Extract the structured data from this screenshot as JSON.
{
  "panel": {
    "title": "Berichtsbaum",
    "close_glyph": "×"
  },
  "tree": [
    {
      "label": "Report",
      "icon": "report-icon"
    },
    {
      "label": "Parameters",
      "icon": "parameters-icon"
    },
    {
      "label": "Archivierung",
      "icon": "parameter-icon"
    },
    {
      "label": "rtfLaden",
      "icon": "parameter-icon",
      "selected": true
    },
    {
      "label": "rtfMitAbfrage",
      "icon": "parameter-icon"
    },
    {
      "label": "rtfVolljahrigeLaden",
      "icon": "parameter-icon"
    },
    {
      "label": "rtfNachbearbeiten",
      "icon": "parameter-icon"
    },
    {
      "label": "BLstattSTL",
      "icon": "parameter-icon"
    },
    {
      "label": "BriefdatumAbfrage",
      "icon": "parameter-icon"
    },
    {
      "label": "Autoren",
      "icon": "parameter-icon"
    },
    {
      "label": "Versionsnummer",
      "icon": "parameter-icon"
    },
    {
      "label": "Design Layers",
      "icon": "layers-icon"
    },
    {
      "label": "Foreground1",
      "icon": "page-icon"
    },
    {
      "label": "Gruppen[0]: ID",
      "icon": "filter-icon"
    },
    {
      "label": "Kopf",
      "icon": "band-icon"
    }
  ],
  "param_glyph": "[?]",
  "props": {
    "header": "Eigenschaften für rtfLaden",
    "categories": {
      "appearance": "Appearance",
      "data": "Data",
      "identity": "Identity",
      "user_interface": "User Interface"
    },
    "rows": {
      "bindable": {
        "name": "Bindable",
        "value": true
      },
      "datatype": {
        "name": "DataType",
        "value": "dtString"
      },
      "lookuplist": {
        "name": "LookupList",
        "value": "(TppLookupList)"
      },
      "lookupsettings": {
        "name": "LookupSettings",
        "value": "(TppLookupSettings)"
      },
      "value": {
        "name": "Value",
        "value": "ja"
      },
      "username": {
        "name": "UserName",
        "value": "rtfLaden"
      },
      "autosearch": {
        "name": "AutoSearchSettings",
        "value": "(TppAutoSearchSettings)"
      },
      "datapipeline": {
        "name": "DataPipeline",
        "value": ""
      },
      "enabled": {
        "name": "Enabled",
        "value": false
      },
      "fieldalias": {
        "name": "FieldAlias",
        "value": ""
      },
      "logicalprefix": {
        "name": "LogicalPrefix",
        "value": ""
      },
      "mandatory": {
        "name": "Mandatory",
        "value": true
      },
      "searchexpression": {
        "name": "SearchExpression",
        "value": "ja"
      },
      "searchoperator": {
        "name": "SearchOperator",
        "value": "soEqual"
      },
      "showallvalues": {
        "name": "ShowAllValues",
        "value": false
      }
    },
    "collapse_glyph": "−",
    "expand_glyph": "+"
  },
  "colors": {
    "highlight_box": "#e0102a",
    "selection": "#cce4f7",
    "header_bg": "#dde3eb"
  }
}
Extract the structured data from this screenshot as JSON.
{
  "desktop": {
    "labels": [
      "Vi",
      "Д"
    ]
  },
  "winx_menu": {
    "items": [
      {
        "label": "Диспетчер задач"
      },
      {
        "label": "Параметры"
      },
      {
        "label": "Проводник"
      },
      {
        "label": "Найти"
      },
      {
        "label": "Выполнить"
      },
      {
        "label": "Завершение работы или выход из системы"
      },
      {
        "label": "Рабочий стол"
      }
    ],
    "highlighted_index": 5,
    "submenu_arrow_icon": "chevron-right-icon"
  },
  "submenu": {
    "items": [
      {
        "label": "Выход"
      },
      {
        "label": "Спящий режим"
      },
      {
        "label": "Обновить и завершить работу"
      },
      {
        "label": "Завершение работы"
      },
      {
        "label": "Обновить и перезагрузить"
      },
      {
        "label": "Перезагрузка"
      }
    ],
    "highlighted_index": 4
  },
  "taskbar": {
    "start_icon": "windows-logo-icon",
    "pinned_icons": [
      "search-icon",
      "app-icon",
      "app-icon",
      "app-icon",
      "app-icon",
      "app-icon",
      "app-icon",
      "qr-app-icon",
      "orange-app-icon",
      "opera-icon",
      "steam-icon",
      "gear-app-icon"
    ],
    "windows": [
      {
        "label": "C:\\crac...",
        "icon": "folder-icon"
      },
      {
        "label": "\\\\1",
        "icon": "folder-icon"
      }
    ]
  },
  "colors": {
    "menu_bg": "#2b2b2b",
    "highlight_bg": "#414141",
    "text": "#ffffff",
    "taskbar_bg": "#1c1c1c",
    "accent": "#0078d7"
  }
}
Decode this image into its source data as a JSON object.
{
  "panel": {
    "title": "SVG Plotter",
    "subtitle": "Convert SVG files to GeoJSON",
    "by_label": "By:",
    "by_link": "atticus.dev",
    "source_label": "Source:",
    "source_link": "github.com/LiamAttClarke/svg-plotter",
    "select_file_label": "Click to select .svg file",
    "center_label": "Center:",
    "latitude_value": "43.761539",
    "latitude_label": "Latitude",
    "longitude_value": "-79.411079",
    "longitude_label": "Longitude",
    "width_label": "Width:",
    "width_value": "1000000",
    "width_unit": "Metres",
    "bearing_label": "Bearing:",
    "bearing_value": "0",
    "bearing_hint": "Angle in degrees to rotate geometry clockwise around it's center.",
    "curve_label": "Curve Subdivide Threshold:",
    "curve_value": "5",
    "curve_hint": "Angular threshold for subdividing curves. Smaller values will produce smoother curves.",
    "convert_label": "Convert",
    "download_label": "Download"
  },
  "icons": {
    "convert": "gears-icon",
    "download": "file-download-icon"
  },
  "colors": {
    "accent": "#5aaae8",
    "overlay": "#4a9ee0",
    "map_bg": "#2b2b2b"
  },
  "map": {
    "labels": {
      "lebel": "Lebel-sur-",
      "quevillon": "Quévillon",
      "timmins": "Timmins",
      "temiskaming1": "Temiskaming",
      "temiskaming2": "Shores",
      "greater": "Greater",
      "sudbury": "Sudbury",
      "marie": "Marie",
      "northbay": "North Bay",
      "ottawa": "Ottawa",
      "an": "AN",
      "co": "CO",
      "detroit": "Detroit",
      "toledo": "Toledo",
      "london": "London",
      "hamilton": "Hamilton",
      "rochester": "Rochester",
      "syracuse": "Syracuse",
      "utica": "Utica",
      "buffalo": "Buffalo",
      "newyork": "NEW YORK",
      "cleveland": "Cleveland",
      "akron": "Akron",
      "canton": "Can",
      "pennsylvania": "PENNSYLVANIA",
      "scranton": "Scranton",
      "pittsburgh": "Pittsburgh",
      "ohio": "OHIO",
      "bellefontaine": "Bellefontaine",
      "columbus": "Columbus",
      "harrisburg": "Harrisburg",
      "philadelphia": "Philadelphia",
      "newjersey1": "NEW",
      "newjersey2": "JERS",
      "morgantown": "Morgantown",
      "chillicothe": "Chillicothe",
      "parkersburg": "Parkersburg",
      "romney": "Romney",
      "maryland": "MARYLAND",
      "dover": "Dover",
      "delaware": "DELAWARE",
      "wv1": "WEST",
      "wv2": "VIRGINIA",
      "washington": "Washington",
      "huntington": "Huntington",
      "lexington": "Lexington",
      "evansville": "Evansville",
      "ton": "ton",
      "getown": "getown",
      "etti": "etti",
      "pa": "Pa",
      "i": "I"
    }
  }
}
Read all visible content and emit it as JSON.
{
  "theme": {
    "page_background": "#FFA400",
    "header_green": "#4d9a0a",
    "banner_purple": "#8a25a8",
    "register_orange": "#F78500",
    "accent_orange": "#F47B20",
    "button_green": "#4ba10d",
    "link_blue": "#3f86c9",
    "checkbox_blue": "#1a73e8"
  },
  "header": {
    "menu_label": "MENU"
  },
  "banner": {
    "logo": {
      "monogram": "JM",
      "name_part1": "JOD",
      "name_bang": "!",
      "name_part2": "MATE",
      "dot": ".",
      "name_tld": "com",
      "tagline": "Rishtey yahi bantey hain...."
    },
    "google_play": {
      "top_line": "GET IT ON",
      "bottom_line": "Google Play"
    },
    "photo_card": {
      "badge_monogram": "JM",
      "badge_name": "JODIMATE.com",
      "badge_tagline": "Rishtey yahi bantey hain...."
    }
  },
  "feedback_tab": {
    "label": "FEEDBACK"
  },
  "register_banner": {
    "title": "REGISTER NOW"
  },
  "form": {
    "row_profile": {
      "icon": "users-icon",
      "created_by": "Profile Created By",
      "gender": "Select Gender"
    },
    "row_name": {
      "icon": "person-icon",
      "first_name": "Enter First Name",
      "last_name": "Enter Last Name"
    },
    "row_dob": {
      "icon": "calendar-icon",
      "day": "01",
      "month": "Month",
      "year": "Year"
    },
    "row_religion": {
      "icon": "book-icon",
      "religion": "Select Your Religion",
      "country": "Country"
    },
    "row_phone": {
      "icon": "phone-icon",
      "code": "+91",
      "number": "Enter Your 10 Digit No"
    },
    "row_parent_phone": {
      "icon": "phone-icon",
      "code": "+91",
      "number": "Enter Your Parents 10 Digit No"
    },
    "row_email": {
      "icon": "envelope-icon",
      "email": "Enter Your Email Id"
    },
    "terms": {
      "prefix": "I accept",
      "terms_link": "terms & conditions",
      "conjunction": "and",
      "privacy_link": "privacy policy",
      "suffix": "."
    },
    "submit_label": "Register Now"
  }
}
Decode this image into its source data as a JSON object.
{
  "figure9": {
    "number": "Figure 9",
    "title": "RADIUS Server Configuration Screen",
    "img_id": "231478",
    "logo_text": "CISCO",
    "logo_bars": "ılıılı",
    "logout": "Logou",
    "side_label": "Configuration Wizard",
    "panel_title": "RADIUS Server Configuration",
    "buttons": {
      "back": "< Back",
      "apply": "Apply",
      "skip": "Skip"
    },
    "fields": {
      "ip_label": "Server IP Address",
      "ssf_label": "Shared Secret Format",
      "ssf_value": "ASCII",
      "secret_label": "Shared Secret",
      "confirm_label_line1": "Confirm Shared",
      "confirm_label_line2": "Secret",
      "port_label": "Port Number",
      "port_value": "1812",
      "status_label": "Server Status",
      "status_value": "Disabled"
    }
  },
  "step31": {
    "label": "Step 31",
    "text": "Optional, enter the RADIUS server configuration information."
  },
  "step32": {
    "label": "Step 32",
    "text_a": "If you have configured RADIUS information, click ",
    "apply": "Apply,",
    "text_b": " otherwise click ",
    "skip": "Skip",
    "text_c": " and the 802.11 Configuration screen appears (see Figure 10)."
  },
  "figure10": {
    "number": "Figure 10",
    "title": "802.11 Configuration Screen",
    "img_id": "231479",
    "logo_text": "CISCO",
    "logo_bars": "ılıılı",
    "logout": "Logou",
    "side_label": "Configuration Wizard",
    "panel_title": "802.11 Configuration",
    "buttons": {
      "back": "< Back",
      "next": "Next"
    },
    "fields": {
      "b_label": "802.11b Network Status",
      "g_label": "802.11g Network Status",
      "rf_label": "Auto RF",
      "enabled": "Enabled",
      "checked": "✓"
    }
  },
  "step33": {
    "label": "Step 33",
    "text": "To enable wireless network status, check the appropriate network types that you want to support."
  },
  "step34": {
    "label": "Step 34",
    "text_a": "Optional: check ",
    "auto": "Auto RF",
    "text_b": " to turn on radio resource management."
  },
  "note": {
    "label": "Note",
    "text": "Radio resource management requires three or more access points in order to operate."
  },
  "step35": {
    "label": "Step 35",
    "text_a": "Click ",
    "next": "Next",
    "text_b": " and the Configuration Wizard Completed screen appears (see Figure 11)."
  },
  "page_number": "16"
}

━━━━━━

WRITTEN REQUEST: Locate the word "Optional" in the records above, and return each line that has it.

ANSWER TO THE TASK:
    "text": "Optional, enter the RADIUS server configuration information."
    "text_a": "Optional: check ",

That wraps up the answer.